Figure record listings:
####
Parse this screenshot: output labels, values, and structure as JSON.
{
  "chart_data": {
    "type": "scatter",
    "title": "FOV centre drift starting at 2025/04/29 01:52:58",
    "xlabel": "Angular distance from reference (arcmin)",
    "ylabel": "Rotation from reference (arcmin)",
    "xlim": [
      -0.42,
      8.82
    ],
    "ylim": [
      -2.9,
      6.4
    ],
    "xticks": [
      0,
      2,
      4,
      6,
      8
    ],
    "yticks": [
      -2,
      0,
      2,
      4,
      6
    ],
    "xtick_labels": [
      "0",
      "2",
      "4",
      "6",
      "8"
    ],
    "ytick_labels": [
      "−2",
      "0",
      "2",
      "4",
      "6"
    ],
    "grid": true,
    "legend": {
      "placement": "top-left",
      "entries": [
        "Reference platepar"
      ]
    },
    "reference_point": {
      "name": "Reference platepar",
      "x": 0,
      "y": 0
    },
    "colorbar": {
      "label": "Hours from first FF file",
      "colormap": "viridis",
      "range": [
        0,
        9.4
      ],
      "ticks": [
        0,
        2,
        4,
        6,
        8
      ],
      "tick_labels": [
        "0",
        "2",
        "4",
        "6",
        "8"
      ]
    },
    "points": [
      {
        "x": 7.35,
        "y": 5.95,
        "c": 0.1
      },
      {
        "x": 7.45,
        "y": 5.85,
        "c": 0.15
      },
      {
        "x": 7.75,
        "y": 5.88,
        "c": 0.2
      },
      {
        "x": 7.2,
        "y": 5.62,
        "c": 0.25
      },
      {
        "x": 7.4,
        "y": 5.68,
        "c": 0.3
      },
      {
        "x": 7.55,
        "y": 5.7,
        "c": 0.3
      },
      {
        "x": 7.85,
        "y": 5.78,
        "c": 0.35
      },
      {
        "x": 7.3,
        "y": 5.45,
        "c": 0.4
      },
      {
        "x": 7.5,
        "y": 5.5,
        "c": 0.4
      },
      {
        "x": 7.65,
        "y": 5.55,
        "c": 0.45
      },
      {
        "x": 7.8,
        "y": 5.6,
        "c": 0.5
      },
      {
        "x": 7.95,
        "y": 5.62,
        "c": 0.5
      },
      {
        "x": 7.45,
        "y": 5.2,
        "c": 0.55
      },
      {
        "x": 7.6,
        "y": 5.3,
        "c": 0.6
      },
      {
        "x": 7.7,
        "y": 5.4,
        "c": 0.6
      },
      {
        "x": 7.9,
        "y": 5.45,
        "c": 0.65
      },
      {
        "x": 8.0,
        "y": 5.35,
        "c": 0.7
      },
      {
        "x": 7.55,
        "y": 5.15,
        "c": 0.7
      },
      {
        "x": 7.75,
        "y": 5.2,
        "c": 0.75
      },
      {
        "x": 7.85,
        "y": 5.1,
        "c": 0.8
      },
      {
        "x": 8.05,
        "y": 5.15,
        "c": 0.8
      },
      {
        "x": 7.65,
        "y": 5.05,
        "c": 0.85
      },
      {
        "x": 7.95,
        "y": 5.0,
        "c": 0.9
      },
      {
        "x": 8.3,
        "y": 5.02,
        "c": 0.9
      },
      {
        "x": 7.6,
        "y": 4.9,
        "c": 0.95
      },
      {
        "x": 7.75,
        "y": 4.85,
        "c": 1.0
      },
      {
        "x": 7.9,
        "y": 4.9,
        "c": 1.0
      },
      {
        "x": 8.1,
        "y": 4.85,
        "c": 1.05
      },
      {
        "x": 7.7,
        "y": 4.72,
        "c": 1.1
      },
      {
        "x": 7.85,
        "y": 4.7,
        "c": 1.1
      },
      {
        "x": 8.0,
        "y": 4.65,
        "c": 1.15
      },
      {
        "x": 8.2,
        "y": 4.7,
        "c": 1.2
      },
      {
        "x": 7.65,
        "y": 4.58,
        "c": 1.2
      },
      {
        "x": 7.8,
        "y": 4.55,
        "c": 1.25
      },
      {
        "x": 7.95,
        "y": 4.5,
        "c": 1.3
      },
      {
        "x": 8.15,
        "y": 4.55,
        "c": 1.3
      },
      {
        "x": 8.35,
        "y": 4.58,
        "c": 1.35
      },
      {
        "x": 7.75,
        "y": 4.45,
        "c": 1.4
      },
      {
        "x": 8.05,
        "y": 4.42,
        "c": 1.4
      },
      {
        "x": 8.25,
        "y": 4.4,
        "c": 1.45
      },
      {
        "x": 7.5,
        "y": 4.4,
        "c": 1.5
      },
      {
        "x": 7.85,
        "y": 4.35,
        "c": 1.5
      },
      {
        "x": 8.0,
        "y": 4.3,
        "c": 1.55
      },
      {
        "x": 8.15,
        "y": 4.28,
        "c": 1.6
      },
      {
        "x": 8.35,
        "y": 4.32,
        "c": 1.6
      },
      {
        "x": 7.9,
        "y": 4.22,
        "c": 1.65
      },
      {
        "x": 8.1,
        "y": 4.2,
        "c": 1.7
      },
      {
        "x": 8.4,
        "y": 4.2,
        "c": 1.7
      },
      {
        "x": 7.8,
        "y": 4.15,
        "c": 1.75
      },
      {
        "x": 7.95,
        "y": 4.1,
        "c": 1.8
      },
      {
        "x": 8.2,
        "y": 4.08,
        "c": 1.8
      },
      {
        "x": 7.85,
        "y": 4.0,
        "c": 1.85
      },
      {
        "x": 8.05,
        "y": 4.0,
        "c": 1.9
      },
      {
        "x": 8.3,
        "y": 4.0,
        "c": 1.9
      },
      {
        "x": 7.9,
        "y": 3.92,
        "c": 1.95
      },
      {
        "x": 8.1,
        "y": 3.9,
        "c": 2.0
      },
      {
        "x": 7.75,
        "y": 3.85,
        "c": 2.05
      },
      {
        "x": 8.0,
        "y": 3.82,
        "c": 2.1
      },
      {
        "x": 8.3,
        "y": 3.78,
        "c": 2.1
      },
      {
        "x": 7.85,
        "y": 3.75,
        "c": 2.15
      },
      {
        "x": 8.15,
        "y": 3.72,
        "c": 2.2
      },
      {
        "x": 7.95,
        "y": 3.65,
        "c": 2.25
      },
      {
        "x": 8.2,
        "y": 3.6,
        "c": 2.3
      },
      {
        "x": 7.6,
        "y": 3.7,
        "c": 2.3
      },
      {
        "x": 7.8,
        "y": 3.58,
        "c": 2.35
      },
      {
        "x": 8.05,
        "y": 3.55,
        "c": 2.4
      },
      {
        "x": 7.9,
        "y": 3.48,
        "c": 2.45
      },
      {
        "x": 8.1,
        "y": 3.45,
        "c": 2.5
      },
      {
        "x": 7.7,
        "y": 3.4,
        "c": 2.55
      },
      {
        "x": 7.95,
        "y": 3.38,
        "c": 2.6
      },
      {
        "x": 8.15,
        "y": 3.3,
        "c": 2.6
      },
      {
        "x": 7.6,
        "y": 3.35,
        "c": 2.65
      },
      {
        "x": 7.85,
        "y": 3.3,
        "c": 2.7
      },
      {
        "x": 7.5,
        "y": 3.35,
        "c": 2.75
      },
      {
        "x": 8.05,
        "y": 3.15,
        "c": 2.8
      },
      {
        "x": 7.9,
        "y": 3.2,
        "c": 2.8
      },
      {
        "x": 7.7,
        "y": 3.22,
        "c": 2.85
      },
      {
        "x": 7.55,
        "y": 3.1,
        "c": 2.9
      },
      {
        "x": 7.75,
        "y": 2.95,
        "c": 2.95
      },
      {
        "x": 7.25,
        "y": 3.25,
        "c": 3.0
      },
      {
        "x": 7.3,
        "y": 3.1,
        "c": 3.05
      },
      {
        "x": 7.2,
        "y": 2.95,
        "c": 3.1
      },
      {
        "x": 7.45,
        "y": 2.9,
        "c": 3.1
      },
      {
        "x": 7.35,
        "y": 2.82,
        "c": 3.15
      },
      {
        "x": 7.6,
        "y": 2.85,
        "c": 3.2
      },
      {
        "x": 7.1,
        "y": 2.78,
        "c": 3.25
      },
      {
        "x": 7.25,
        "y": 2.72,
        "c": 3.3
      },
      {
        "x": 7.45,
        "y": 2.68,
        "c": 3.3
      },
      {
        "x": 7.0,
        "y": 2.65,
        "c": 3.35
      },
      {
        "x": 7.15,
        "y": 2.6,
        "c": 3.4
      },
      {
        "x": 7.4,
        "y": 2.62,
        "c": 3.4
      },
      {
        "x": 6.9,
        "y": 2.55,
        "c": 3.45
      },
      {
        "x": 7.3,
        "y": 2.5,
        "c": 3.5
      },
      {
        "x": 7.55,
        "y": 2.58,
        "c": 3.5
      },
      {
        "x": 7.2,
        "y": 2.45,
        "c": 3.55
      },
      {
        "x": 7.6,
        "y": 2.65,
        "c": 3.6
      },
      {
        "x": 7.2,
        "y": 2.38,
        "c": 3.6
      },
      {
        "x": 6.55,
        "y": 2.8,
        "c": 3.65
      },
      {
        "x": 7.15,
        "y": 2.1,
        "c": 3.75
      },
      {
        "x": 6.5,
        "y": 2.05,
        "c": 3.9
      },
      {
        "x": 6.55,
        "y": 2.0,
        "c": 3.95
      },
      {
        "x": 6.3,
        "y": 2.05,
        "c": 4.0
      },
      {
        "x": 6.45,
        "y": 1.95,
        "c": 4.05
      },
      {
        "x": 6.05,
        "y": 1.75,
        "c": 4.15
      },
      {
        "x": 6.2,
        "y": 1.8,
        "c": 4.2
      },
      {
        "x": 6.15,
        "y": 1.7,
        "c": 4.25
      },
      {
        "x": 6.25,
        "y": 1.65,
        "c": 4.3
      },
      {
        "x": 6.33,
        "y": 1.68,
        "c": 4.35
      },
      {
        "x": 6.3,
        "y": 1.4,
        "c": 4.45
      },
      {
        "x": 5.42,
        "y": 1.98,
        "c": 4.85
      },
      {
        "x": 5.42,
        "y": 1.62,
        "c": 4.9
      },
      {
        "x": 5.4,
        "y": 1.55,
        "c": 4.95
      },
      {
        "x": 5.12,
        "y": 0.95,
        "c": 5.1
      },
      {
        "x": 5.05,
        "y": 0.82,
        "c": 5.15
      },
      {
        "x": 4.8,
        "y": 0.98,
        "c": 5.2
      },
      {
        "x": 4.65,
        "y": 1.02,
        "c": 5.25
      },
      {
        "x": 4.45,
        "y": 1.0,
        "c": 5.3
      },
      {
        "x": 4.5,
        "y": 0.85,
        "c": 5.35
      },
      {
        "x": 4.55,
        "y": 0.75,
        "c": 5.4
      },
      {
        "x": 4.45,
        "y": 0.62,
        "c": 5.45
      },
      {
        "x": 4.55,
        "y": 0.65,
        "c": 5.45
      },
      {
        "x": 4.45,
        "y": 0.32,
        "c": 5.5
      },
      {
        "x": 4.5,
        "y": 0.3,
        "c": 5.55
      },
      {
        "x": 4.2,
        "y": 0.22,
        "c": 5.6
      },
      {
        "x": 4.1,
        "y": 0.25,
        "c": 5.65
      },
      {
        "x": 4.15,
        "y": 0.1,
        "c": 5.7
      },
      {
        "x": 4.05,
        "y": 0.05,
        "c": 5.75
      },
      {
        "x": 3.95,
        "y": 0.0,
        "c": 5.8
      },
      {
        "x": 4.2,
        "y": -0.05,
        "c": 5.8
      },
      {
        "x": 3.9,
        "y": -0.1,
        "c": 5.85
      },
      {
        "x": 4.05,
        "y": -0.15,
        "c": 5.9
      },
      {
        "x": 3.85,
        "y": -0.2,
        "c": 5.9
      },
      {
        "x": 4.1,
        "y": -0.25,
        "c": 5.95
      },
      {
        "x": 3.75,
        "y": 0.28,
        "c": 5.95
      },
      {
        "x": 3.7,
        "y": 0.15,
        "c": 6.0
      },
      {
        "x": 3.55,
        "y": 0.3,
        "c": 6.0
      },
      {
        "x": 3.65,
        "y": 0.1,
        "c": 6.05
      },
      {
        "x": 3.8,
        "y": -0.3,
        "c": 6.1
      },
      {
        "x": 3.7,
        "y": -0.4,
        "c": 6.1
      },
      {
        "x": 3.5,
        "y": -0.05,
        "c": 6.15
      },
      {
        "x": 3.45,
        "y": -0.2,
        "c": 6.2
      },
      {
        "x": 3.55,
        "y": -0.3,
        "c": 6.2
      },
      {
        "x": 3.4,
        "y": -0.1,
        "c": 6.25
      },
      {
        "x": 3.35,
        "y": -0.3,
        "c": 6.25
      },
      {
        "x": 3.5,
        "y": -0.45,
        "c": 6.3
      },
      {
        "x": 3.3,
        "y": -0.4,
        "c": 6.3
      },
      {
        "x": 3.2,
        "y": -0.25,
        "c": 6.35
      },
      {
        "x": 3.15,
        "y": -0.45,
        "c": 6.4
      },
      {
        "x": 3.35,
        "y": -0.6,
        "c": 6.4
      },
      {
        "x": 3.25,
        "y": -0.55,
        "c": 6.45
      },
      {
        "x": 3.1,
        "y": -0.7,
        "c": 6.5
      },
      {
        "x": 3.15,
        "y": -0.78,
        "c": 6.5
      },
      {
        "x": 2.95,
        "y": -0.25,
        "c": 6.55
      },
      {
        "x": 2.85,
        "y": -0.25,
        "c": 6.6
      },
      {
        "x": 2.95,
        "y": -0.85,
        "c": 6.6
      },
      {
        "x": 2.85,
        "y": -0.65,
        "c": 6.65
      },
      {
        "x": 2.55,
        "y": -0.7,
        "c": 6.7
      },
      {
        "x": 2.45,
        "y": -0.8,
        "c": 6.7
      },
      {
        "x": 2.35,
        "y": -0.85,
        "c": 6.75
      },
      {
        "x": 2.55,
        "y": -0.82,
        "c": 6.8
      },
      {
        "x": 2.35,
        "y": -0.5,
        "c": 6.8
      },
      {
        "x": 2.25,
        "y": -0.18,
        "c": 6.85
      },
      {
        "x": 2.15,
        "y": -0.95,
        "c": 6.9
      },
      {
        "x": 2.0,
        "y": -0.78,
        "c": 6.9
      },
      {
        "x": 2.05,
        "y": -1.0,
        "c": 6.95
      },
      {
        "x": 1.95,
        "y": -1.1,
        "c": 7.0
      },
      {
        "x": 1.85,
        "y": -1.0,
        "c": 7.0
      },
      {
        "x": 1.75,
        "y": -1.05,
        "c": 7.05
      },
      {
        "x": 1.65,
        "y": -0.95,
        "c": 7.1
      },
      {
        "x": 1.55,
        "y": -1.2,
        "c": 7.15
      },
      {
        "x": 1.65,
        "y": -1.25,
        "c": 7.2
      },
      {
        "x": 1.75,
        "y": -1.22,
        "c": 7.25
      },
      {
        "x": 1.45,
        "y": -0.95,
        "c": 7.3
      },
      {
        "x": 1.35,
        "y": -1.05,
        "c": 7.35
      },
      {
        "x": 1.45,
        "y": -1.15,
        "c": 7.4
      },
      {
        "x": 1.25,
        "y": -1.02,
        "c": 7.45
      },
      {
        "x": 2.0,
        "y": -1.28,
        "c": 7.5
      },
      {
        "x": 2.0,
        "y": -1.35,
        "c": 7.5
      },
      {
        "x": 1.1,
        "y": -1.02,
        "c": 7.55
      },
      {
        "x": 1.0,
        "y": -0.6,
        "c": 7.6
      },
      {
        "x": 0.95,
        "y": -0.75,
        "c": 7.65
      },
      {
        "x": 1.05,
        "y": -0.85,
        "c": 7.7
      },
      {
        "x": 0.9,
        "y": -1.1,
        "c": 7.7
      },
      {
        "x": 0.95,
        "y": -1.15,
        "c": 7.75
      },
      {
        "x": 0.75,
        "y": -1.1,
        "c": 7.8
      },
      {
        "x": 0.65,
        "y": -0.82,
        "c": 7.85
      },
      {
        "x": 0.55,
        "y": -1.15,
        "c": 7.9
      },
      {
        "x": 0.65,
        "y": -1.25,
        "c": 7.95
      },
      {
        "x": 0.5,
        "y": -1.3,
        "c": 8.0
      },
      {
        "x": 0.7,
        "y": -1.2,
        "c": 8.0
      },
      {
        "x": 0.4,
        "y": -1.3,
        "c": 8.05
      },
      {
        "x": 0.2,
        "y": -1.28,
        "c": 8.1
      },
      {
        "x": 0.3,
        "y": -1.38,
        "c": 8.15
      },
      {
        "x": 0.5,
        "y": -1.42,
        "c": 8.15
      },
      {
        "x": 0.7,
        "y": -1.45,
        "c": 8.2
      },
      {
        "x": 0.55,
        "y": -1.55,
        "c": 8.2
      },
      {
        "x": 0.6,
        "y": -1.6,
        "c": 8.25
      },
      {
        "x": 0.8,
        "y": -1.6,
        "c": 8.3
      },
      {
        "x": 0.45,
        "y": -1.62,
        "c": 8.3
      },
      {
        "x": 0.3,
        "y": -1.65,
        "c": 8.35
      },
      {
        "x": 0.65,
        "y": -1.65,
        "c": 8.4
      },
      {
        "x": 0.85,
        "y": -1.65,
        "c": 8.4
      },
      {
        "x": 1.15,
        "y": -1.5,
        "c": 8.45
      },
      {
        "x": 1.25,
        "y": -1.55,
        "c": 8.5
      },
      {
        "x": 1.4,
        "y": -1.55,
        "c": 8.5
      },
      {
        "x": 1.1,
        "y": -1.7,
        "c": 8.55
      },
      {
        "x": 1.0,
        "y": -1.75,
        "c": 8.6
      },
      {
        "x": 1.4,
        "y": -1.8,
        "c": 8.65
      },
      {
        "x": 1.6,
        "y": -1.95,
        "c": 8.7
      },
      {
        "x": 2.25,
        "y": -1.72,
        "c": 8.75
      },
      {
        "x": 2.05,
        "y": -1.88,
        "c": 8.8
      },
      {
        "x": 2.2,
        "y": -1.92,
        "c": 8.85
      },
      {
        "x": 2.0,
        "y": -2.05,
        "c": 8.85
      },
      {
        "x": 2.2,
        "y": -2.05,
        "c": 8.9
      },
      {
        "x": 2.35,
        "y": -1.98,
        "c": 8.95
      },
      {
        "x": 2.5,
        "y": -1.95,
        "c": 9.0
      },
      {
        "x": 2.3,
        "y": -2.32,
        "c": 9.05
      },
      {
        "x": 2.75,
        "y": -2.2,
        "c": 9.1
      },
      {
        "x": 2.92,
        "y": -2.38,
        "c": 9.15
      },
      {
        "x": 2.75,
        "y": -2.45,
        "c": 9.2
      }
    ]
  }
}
####
_The task_
Calculate how many lines of the material include the string "from", and state that number by itself.

_Output for this task_
3